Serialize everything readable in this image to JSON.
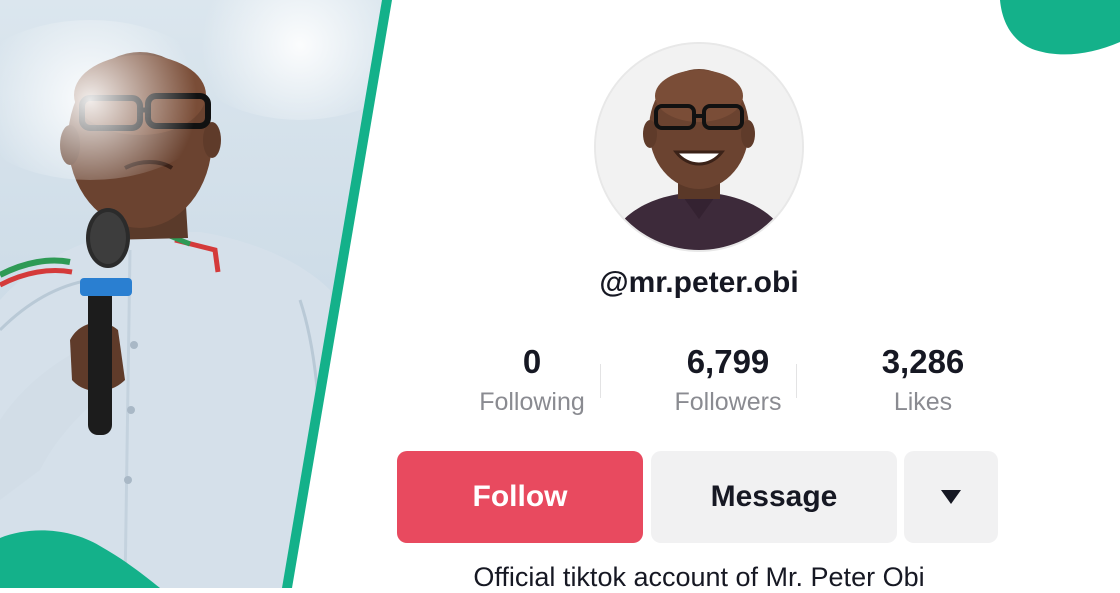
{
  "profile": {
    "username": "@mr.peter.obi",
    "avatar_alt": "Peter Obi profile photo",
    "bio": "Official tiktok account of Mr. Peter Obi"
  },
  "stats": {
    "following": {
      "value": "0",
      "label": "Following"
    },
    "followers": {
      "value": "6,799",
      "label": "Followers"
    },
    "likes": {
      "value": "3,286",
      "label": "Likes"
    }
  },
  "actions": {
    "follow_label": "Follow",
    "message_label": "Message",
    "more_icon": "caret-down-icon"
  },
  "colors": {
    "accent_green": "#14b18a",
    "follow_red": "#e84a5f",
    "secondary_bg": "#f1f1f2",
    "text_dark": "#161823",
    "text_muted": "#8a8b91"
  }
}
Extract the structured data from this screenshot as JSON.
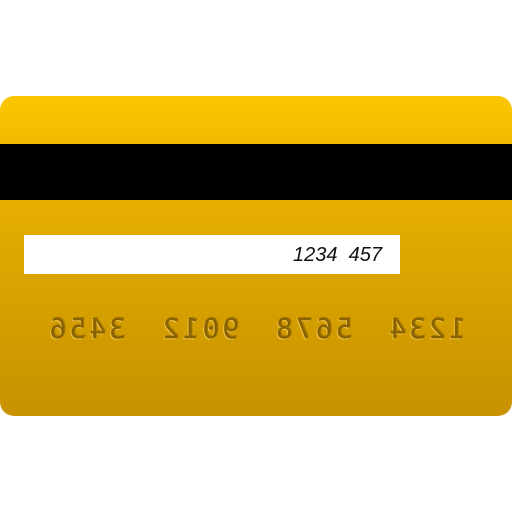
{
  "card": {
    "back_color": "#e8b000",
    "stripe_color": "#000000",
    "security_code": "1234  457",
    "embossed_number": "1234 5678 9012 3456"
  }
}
• • •
Look for the word "JSON" and return every line where it occurs.

Serialize everything readable in this image to JSON.
Extract the structured data from this screenshot as JSON.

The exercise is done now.